* Begin GIVEN INFORMATION *

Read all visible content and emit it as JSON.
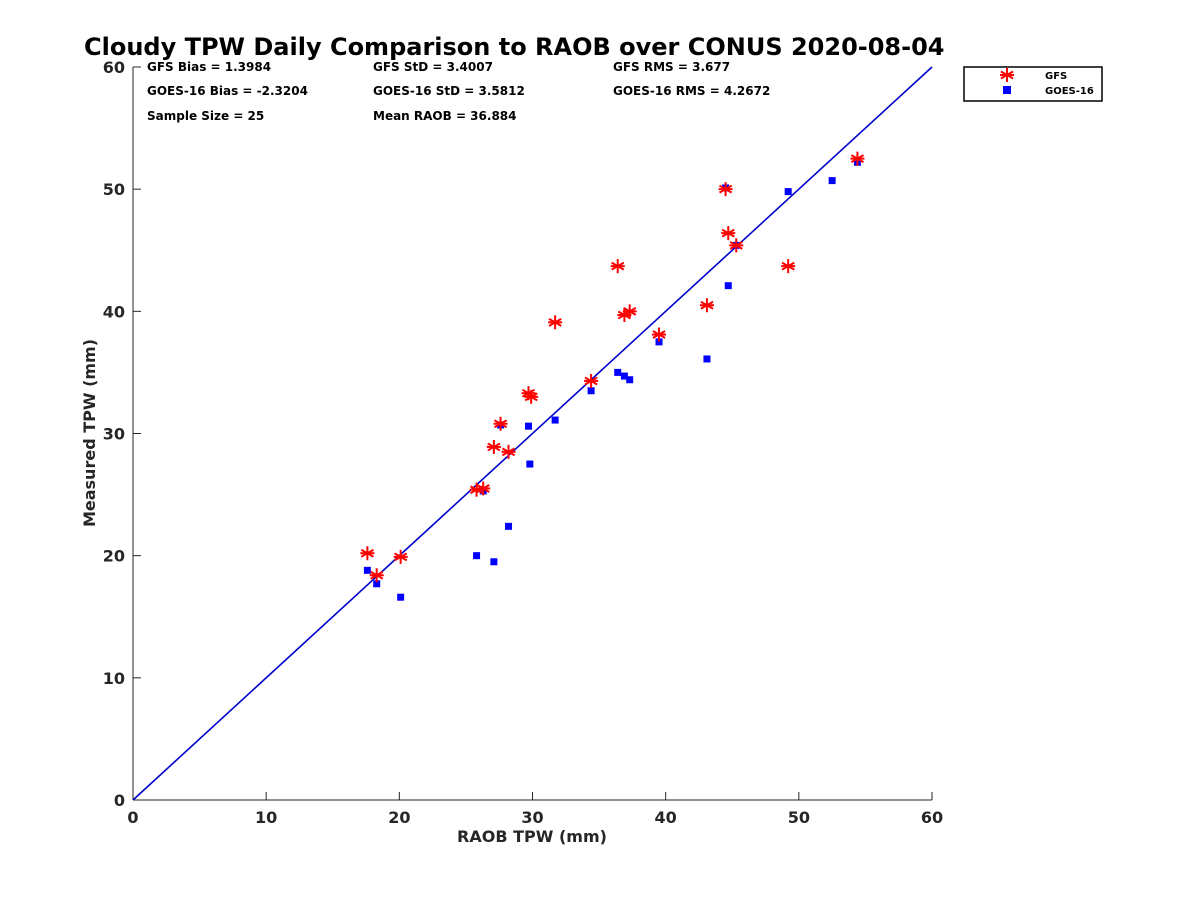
{
  "chart_data": {
    "type": "scatter",
    "title": "Cloudy TPW Daily Comparison to RAOB over CONUS 2020-08-04",
    "xlabel": "RAOB TPW (mm)",
    "ylabel": "Measured TPW (mm)",
    "xlim": [
      0,
      60
    ],
    "ylim": [
      0,
      60
    ],
    "xticks": [
      "0",
      "10",
      "20",
      "30",
      "40",
      "50",
      "60"
    ],
    "yticks": [
      "0",
      "10",
      "20",
      "30",
      "40",
      "50",
      "60"
    ],
    "grid": false,
    "legend_position": "top-right, outside plot",
    "reference_line": {
      "type": "one-to-one",
      "color": "#0000cc"
    },
    "stats": {
      "gfs_bias": "GFS Bias = 1.3984",
      "goes_bias": "GOES-16 Bias = -2.3204",
      "sample_size": "Sample Size = 25",
      "gfs_std": "GFS StD = 3.4007",
      "goes_std": "GOES-16 StD = 3.5812",
      "mean_raob": "Mean RAOB = 36.884",
      "gfs_rms": "GFS RMS = 3.677",
      "goes_rms": "GOES-16 RMS = 4.2672"
    },
    "series": [
      {
        "name": "GFS",
        "marker": "asterisk",
        "color": "#ff0000",
        "x": [
          17.6,
          18.3,
          20.1,
          25.8,
          26.3,
          27.1,
          27.6,
          28.2,
          29.7,
          29.9,
          31.7,
          34.4,
          36.4,
          36.9,
          37.3,
          39.5,
          43.1,
          44.5,
          44.7,
          45.3,
          49.2,
          54.4
        ],
        "y": [
          20.2,
          18.4,
          19.9,
          25.4,
          25.5,
          28.9,
          30.8,
          28.5,
          33.3,
          33.0,
          39.1,
          34.3,
          43.7,
          39.7,
          40.0,
          38.1,
          40.5,
          50.0,
          46.4,
          45.4,
          43.7,
          52.5
        ]
      },
      {
        "name": "GOES-16",
        "marker": "square",
        "color": "#0000ff",
        "x": [
          17.6,
          18.3,
          20.1,
          25.8,
          26.3,
          27.1,
          27.6,
          28.2,
          29.7,
          29.8,
          31.7,
          34.4,
          36.4,
          36.9,
          37.3,
          39.5,
          43.1,
          44.5,
          44.7,
          45.3,
          49.2,
          52.5,
          54.4
        ],
        "y": [
          18.8,
          17.7,
          16.6,
          20.0,
          25.3,
          19.5,
          30.7,
          22.4,
          30.6,
          27.5,
          31.1,
          33.5,
          35.0,
          34.7,
          34.4,
          37.5,
          36.1,
          50.1,
          42.1,
          45.4,
          49.8,
          50.7,
          52.2
        ]
      }
    ]
  }
}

* End GIVEN INFORMATION *

--- DO THIS ---
From the entries above, copy every line that holds the word "color".

--- CORRECT RESULT ---
      "color": "#0000cc"
        "color": "#ff0000",
        "color": "#0000ff",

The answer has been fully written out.